- _SHORT PROBLEM_
Return only the number of lines that hold "type".

- _LISTED ENTRIES_
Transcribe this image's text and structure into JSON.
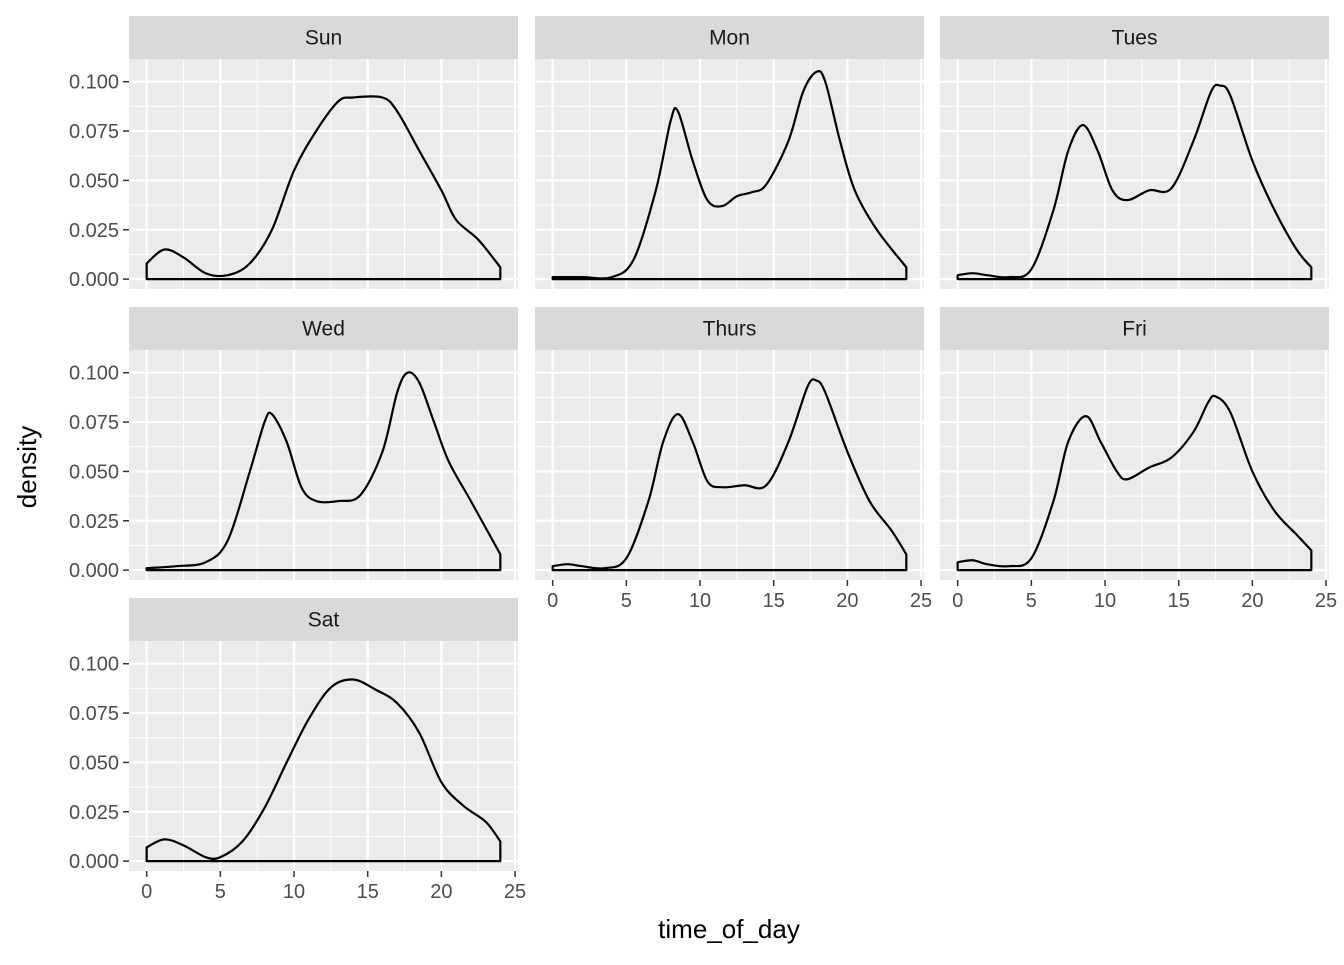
{
  "chart_data": {
    "type": "area",
    "facet_by": "day",
    "xlabel": "time_of_day",
    "ylabel": "density",
    "xlim": [
      -1.2,
      25.2
    ],
    "ylim": [
      -0.005,
      0.1115
    ],
    "x_ticks": [
      0,
      5,
      10,
      15,
      20,
      25
    ],
    "y_ticks": [
      0.0,
      0.025,
      0.05,
      0.075,
      0.1
    ],
    "y_tick_labels": [
      "0.000",
      "0.025",
      "0.050",
      "0.075",
      "0.100"
    ],
    "x_domain": [
      0,
      24
    ],
    "grid": true,
    "legend": "none",
    "colors": {
      "panel_bg": "#ebebeb",
      "strip_bg": "#d9d9d9",
      "grid": "#ffffff",
      "line": "#000000",
      "tick_text": "#4d4d4d"
    },
    "panels": [
      {
        "name": "Sun",
        "points": [
          [
            0,
            0.008
          ],
          [
            1.2,
            0.015
          ],
          [
            2.5,
            0.011
          ],
          [
            4,
            0.003
          ],
          [
            5.5,
            0.002
          ],
          [
            7,
            0.008
          ],
          [
            8.5,
            0.025
          ],
          [
            10,
            0.055
          ],
          [
            11.5,
            0.075
          ],
          [
            13,
            0.09
          ],
          [
            14,
            0.092
          ],
          [
            16,
            0.092
          ],
          [
            17,
            0.085
          ],
          [
            18.5,
            0.065
          ],
          [
            20,
            0.045
          ],
          [
            21,
            0.03
          ],
          [
            22.5,
            0.02
          ],
          [
            24,
            0.006
          ]
        ]
      },
      {
        "name": "Mon",
        "points": [
          [
            0,
            0.001
          ],
          [
            2,
            0.001
          ],
          [
            4,
            0.001
          ],
          [
            5.5,
            0.01
          ],
          [
            7,
            0.045
          ],
          [
            8,
            0.08
          ],
          [
            8.5,
            0.085
          ],
          [
            9.5,
            0.06
          ],
          [
            10.5,
            0.04
          ],
          [
            11.5,
            0.037
          ],
          [
            12.5,
            0.042
          ],
          [
            13.5,
            0.044
          ],
          [
            14.5,
            0.048
          ],
          [
            16,
            0.07
          ],
          [
            17,
            0.095
          ],
          [
            17.9,
            0.105
          ],
          [
            18.5,
            0.1
          ],
          [
            19.5,
            0.07
          ],
          [
            20.5,
            0.045
          ],
          [
            22,
            0.025
          ],
          [
            24,
            0.006
          ]
        ]
      },
      {
        "name": "Tues",
        "points": [
          [
            0,
            0.002
          ],
          [
            1,
            0.003
          ],
          [
            2,
            0.002
          ],
          [
            3.5,
            0.001
          ],
          [
            5,
            0.005
          ],
          [
            6.5,
            0.035
          ],
          [
            7.5,
            0.065
          ],
          [
            8.5,
            0.078
          ],
          [
            9.5,
            0.065
          ],
          [
            10.5,
            0.045
          ],
          [
            11.5,
            0.04
          ],
          [
            13,
            0.045
          ],
          [
            14.5,
            0.046
          ],
          [
            16,
            0.07
          ],
          [
            17.2,
            0.095
          ],
          [
            17.8,
            0.098
          ],
          [
            18.5,
            0.093
          ],
          [
            20,
            0.06
          ],
          [
            21.5,
            0.035
          ],
          [
            23,
            0.015
          ],
          [
            24,
            0.006
          ]
        ]
      },
      {
        "name": "Wed",
        "points": [
          [
            0,
            0.001
          ],
          [
            2,
            0.002
          ],
          [
            4,
            0.004
          ],
          [
            5.5,
            0.015
          ],
          [
            7,
            0.05
          ],
          [
            8,
            0.075
          ],
          [
            8.5,
            0.079
          ],
          [
            9.5,
            0.065
          ],
          [
            10.5,
            0.042
          ],
          [
            11.5,
            0.035
          ],
          [
            13,
            0.035
          ],
          [
            14.5,
            0.038
          ],
          [
            16,
            0.06
          ],
          [
            17,
            0.09
          ],
          [
            17.7,
            0.1
          ],
          [
            18.5,
            0.095
          ],
          [
            19.5,
            0.075
          ],
          [
            20.5,
            0.055
          ],
          [
            22,
            0.035
          ],
          [
            24,
            0.008
          ]
        ]
      },
      {
        "name": "Thurs",
        "points": [
          [
            0,
            0.002
          ],
          [
            1,
            0.003
          ],
          [
            2,
            0.002
          ],
          [
            3.5,
            0.001
          ],
          [
            5,
            0.006
          ],
          [
            6.5,
            0.035
          ],
          [
            7.5,
            0.065
          ],
          [
            8.5,
            0.079
          ],
          [
            9.5,
            0.065
          ],
          [
            10.5,
            0.045
          ],
          [
            11.5,
            0.042
          ],
          [
            13,
            0.043
          ],
          [
            14.5,
            0.043
          ],
          [
            16,
            0.065
          ],
          [
            17.3,
            0.093
          ],
          [
            17.9,
            0.096
          ],
          [
            18.5,
            0.09
          ],
          [
            20,
            0.06
          ],
          [
            21.5,
            0.035
          ],
          [
            23,
            0.02
          ],
          [
            24,
            0.008
          ]
        ]
      },
      {
        "name": "Fri",
        "points": [
          [
            0,
            0.004
          ],
          [
            1,
            0.005
          ],
          [
            2,
            0.003
          ],
          [
            3.5,
            0.002
          ],
          [
            5,
            0.006
          ],
          [
            6.5,
            0.035
          ],
          [
            7.5,
            0.065
          ],
          [
            8.7,
            0.078
          ],
          [
            9.7,
            0.065
          ],
          [
            10.8,
            0.05
          ],
          [
            11.5,
            0.046
          ],
          [
            13,
            0.052
          ],
          [
            14.5,
            0.057
          ],
          [
            16,
            0.07
          ],
          [
            17,
            0.085
          ],
          [
            17.5,
            0.088
          ],
          [
            18.5,
            0.08
          ],
          [
            20,
            0.05
          ],
          [
            21.5,
            0.03
          ],
          [
            23,
            0.018
          ],
          [
            24,
            0.01
          ]
        ]
      },
      {
        "name": "Sat",
        "points": [
          [
            0,
            0.007
          ],
          [
            1.2,
            0.011
          ],
          [
            2.5,
            0.008
          ],
          [
            4,
            0.002
          ],
          [
            5,
            0.002
          ],
          [
            6.5,
            0.01
          ],
          [
            8,
            0.027
          ],
          [
            9.5,
            0.05
          ],
          [
            11,
            0.072
          ],
          [
            12.5,
            0.088
          ],
          [
            14,
            0.092
          ],
          [
            15.5,
            0.087
          ],
          [
            17,
            0.08
          ],
          [
            18.5,
            0.065
          ],
          [
            20,
            0.04
          ],
          [
            21.5,
            0.028
          ],
          [
            23,
            0.02
          ],
          [
            24,
            0.01
          ]
        ]
      }
    ]
  }
}
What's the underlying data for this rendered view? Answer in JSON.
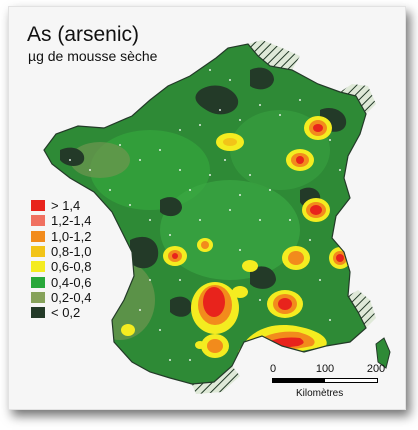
{
  "title": "As (arsenic)",
  "subtitle": "µg de mousse sèche",
  "legend": [
    {
      "label": "> 1,4",
      "color": "#e8231c"
    },
    {
      "label": "1,2-1,4",
      "color": "#f07060"
    },
    {
      "label": "1,0-1,2",
      "color": "#f28b1c"
    },
    {
      "label": "0,8-1,0",
      "color": "#f2c418"
    },
    {
      "label": "0,6-0,8",
      "color": "#f4ec20"
    },
    {
      "label": "0,4-0,6",
      "color": "#28a83a"
    },
    {
      "label": "0,2-0,4",
      "color": "#86a25a"
    },
    {
      "label": "< 0,2",
      "color": "#233a28"
    }
  ],
  "scale": {
    "ticks": [
      "0",
      "100",
      "200"
    ],
    "unit": "Kilomètres"
  }
}
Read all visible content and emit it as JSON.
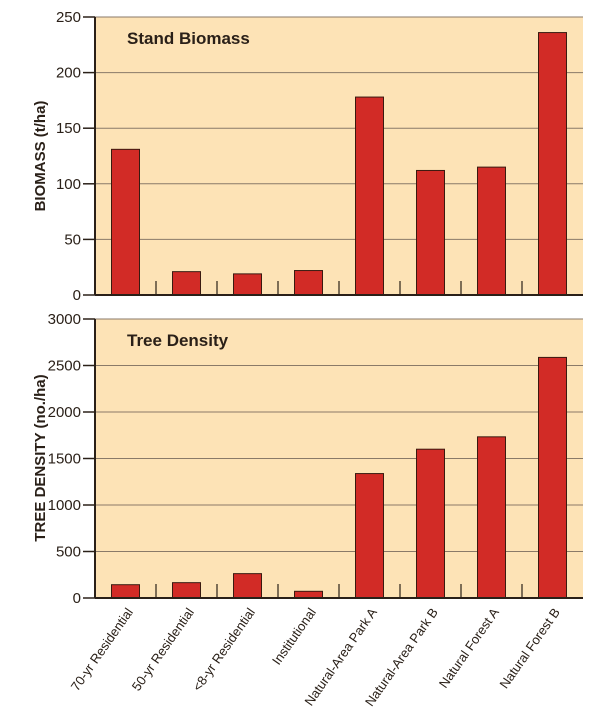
{
  "chart_data": [
    {
      "type": "bar",
      "title": "Stand Biomass",
      "ylabel": "Biomass (t/ha)",
      "xlabel": "",
      "ylim": [
        0,
        250
      ],
      "yticks": [
        0,
        50,
        100,
        150,
        200,
        250
      ],
      "categories": [
        "70-yr Residential",
        "50-yr Residential",
        "<8-yr Residential",
        "Institutional",
        "Natural-Area Park A",
        "Natural-Area Park B",
        "Natural Forest A",
        "Natural Forest B"
      ],
      "values": [
        131,
        21,
        19,
        22,
        178,
        112,
        115,
        236
      ],
      "grid": true
    },
    {
      "type": "bar",
      "title": "Tree Density",
      "ylabel": "Tree Density (no./ha)",
      "xlabel": "",
      "ylim": [
        0,
        3000
      ],
      "yticks": [
        0,
        500,
        1000,
        1500,
        2000,
        2500,
        3000
      ],
      "categories": [
        "70-yr Residential",
        "50-yr Residential",
        "<8-yr Residential",
        "Institutional",
        "Natural-Area Park A",
        "Natural-Area Park B",
        "Natural Forest A",
        "Natural Forest B"
      ],
      "values": [
        143,
        165,
        262,
        72,
        1338,
        1600,
        1733,
        2587
      ],
      "grid": true
    }
  ],
  "colors": {
    "bar": "#d22b26",
    "bar_outline": "#3a1a10",
    "plot_bg": "#fde3b6",
    "grid": "#8a7a68",
    "axis": "#2a2018"
  }
}
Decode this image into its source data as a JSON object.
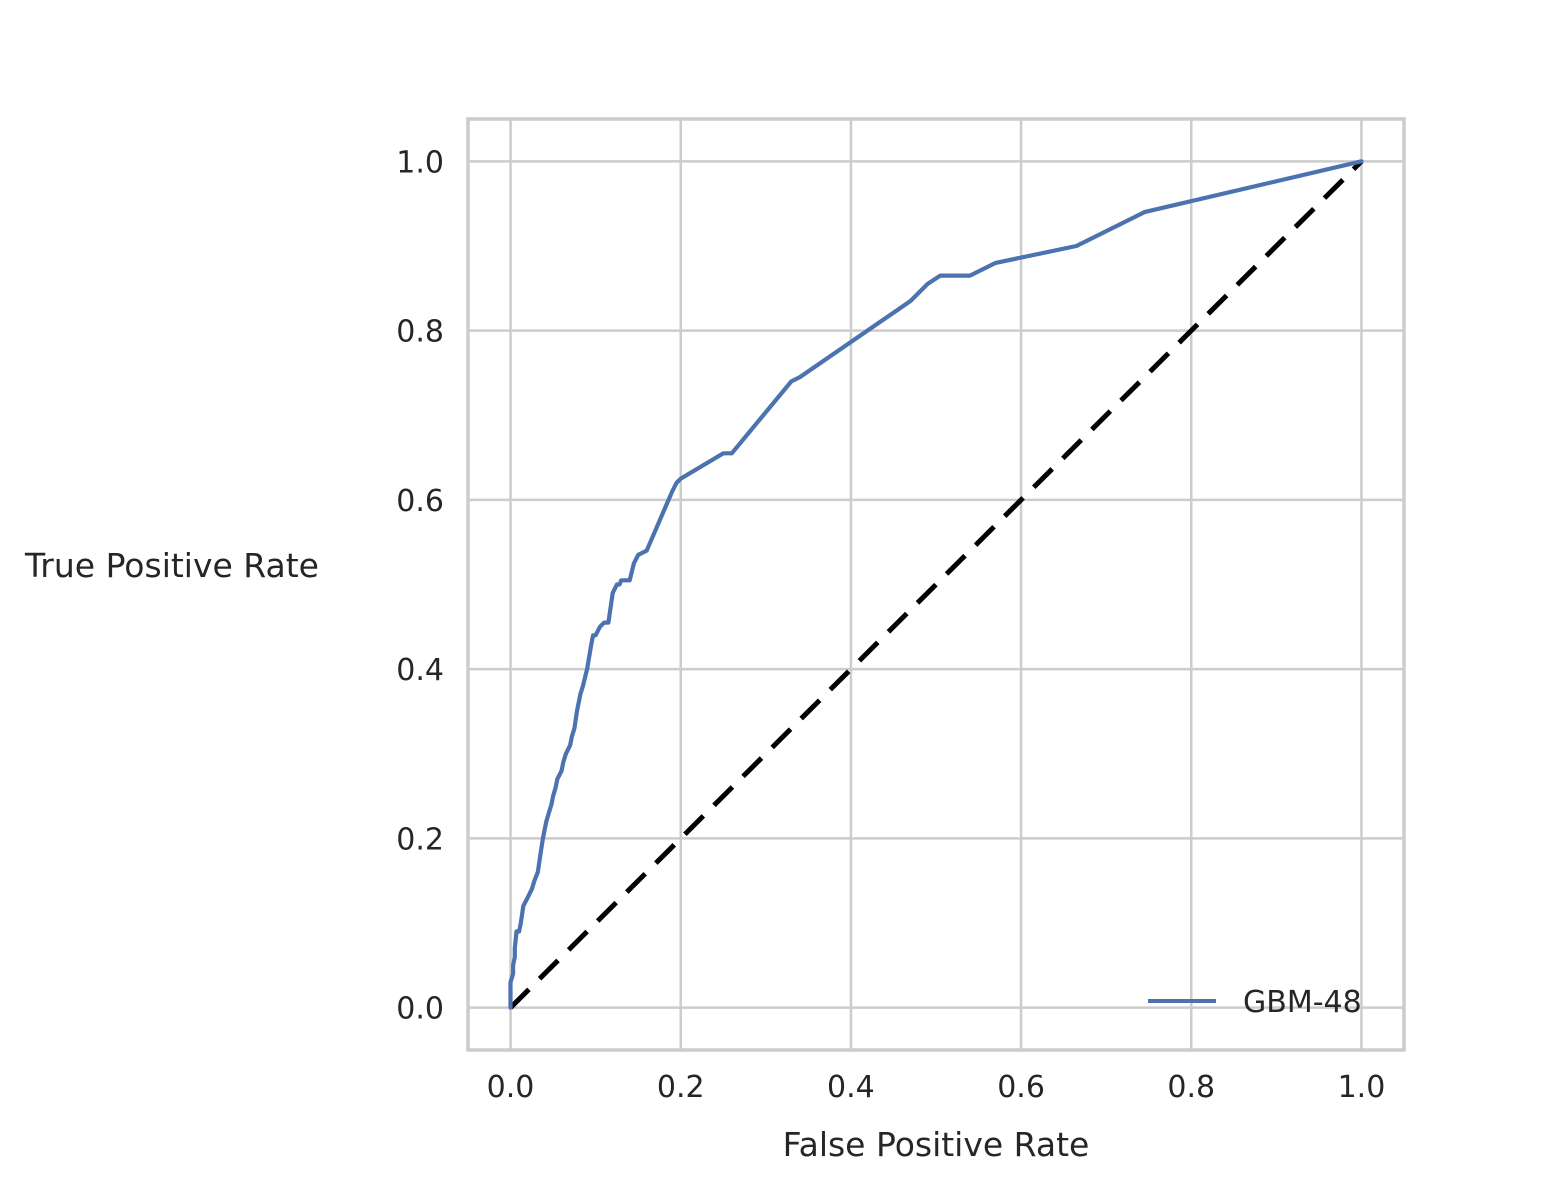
{
  "chart_data": {
    "type": "line",
    "title": "",
    "xlabel": "False Positive Rate",
    "ylabel": "True Positive Rate",
    "xlim": [
      -0.05,
      1.05
    ],
    "ylim": [
      -0.05,
      1.05
    ],
    "xticks": [
      0.0,
      0.2,
      0.4,
      0.6,
      0.8,
      1.0
    ],
    "xtick_labels": [
      "0.0",
      "0.2",
      "0.4",
      "0.6",
      "0.8",
      "1.0"
    ],
    "yticks": [
      0.0,
      0.2,
      0.4,
      0.6,
      0.8,
      1.0
    ],
    "ytick_labels": [
      "0.0",
      "0.2",
      "0.4",
      "0.6",
      "0.8",
      "1.0"
    ],
    "grid": true,
    "legend_position": "bottom-right",
    "series": [
      {
        "name": "GBM-48",
        "color": "#4c72b0",
        "style": "solid",
        "x": [
          0.0,
          0.0,
          0.003,
          0.003,
          0.005,
          0.005,
          0.007,
          0.01,
          0.012,
          0.015,
          0.02,
          0.025,
          0.028,
          0.032,
          0.035,
          0.038,
          0.042,
          0.045,
          0.048,
          0.05,
          0.053,
          0.055,
          0.06,
          0.062,
          0.065,
          0.07,
          0.072,
          0.075,
          0.078,
          0.08,
          0.082,
          0.085,
          0.09,
          0.095,
          0.097,
          0.1,
          0.105,
          0.11,
          0.115,
          0.12,
          0.125,
          0.128,
          0.13,
          0.14,
          0.145,
          0.15,
          0.16,
          0.19,
          0.195,
          0.2,
          0.25,
          0.26,
          0.33,
          0.34,
          0.47,
          0.49,
          0.505,
          0.54,
          0.57,
          0.665,
          0.745,
          1.0
        ],
        "y": [
          0.0,
          0.03,
          0.04,
          0.05,
          0.06,
          0.07,
          0.09,
          0.09,
          0.1,
          0.12,
          0.13,
          0.14,
          0.15,
          0.16,
          0.18,
          0.2,
          0.22,
          0.23,
          0.24,
          0.25,
          0.26,
          0.27,
          0.28,
          0.29,
          0.3,
          0.31,
          0.32,
          0.33,
          0.35,
          0.36,
          0.37,
          0.38,
          0.4,
          0.43,
          0.44,
          0.44,
          0.45,
          0.455,
          0.455,
          0.49,
          0.5,
          0.5,
          0.505,
          0.505,
          0.525,
          0.535,
          0.54,
          0.61,
          0.62,
          0.625,
          0.655,
          0.655,
          0.74,
          0.745,
          0.835,
          0.855,
          0.865,
          0.865,
          0.88,
          0.9,
          0.94,
          1.0
        ]
      },
      {
        "name": "",
        "color": "#000000",
        "style": "dashed",
        "x": [
          0.0,
          1.0
        ],
        "y": [
          0.0,
          1.0
        ]
      }
    ]
  }
}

- _ANSWER TO THE TASK_
4